* **Your objective**
In the listing that follows, count the lines holding the word "JSON" and report only that number.

Stored data:
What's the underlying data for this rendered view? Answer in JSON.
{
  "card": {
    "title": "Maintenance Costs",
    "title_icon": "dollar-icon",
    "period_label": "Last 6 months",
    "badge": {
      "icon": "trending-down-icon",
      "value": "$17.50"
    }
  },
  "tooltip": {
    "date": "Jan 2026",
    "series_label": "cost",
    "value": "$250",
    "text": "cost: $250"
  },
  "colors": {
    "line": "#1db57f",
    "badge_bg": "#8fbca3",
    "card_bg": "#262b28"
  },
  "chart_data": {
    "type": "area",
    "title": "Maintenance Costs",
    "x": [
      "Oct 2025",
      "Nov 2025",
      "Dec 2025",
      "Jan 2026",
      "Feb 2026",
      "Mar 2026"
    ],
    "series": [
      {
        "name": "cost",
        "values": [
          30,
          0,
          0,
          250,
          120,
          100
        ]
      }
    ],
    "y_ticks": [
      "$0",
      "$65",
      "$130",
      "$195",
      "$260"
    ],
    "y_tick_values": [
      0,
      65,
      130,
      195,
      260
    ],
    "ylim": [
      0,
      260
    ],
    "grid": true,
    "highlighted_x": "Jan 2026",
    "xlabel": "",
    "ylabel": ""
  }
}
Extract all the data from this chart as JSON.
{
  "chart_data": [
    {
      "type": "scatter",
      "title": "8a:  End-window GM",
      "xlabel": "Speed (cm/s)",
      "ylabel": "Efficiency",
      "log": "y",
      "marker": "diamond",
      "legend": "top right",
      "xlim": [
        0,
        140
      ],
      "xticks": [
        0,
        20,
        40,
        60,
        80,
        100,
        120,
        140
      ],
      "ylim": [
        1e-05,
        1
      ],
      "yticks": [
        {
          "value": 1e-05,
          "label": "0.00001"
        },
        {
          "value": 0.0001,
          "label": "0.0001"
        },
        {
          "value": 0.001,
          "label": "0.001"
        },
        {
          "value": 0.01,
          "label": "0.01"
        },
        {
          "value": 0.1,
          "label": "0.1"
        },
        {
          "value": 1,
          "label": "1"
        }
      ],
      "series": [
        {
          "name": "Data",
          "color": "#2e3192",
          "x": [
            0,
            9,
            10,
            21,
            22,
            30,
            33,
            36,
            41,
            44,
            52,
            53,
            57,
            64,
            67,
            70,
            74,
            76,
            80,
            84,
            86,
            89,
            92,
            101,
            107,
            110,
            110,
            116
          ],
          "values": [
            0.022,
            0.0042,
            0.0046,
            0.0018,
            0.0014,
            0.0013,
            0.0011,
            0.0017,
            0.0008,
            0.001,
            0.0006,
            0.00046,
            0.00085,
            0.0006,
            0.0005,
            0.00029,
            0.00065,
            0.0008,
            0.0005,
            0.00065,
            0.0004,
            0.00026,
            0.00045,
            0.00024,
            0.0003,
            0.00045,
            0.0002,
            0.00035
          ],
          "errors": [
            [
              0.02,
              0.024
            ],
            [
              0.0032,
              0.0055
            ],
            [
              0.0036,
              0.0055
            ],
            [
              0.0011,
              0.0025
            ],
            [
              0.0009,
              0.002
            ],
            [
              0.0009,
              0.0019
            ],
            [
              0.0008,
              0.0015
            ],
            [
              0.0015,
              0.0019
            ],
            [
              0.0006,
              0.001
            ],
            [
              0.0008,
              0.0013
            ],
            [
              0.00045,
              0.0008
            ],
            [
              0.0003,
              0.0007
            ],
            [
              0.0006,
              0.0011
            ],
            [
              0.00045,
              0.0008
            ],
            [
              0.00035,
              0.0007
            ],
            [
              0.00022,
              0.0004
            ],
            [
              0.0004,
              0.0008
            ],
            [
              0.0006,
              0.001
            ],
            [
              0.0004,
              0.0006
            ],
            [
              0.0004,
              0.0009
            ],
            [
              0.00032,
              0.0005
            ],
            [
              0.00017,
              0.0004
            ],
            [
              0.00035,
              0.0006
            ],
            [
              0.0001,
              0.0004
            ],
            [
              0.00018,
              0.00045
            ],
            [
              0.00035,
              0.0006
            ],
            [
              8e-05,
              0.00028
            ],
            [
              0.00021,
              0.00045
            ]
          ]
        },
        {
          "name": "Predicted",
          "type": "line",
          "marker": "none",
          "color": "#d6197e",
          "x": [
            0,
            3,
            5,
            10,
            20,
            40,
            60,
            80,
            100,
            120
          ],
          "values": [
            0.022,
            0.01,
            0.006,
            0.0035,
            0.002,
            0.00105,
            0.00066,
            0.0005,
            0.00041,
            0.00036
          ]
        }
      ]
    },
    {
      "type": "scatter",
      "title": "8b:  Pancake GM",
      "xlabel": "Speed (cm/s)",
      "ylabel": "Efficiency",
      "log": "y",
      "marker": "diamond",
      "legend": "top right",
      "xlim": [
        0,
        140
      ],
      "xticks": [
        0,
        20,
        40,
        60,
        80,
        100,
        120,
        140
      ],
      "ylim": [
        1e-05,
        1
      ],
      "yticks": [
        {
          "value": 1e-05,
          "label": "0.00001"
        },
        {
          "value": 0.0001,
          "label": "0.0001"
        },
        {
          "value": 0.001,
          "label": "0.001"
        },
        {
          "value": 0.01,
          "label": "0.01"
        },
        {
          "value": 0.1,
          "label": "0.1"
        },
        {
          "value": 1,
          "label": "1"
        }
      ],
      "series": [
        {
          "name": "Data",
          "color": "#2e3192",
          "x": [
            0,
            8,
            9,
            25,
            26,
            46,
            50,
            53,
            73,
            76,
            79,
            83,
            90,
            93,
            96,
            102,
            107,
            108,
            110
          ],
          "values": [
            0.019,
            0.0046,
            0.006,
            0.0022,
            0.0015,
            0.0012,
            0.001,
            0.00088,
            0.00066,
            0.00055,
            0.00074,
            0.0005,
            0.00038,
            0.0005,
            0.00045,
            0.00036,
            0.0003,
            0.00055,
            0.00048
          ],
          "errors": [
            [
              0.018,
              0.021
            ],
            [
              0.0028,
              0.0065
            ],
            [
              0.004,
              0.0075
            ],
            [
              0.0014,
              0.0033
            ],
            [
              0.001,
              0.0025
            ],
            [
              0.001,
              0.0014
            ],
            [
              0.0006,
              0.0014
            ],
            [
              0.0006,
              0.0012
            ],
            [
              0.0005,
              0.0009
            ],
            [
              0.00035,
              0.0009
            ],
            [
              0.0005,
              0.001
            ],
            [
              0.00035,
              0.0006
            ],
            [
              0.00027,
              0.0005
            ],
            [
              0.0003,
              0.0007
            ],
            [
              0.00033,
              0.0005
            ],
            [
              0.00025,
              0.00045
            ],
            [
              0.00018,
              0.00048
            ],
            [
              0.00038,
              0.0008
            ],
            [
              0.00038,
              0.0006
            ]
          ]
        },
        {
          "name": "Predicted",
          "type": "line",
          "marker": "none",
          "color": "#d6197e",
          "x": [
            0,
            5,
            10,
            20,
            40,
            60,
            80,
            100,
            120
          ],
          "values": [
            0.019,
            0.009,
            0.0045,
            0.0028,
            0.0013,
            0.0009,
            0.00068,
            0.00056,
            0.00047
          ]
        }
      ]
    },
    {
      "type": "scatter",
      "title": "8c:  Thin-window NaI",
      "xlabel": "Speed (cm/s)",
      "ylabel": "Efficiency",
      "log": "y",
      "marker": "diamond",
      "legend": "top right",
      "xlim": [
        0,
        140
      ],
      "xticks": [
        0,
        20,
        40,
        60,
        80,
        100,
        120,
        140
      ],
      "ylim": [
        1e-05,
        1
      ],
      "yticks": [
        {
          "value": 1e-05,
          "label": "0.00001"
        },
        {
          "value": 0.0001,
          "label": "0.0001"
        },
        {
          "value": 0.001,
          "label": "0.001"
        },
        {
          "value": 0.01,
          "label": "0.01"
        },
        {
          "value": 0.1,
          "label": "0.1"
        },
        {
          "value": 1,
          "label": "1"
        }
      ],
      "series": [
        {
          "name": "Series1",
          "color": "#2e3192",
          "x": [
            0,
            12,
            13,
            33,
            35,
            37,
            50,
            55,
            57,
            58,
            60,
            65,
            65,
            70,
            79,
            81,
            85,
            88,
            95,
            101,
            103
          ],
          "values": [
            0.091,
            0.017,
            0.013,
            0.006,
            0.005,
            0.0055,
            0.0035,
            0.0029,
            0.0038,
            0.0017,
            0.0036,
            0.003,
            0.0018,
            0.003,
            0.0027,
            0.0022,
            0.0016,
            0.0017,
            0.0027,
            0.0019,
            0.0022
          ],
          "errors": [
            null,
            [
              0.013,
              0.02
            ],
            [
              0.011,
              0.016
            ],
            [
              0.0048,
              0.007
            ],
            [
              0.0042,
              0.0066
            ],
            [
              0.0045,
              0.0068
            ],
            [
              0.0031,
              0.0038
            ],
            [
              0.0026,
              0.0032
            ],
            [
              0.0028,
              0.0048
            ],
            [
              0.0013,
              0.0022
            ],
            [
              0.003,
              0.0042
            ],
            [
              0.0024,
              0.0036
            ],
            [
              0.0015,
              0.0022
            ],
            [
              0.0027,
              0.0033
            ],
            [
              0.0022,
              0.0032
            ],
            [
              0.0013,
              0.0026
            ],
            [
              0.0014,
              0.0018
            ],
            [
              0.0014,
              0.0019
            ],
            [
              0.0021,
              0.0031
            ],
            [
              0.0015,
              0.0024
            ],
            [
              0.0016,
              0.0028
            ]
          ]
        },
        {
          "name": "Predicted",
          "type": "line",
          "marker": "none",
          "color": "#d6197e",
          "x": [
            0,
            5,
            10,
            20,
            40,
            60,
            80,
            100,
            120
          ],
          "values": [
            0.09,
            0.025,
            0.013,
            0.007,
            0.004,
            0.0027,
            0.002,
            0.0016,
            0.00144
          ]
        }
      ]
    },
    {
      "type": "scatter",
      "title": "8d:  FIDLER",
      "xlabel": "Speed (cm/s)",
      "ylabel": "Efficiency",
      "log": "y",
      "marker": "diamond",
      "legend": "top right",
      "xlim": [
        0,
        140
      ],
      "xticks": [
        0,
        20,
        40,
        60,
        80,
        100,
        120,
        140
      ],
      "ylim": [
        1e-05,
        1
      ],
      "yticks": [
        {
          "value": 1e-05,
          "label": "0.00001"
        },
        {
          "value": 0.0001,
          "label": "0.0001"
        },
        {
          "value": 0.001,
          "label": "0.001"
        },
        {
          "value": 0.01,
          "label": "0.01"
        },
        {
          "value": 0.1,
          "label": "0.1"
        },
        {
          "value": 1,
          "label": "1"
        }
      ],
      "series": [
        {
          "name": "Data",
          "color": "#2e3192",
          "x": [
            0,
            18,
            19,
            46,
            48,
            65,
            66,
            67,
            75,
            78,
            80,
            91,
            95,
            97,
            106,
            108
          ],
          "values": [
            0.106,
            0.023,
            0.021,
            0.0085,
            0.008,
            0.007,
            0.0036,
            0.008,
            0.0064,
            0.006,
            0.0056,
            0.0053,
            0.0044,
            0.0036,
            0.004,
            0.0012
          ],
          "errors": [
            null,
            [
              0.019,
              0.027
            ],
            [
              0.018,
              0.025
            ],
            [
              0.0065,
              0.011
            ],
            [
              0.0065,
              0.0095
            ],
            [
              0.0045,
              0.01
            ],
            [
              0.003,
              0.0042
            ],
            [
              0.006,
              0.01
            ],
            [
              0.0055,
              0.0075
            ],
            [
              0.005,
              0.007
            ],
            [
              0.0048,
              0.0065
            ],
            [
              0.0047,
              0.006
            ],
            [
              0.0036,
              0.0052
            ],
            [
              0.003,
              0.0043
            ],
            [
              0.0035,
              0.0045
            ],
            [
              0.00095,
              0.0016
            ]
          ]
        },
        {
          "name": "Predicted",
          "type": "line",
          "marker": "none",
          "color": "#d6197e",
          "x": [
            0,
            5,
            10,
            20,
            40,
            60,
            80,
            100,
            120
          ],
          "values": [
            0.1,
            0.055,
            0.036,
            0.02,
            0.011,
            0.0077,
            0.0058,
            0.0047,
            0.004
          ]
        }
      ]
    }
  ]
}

* **Task result**
2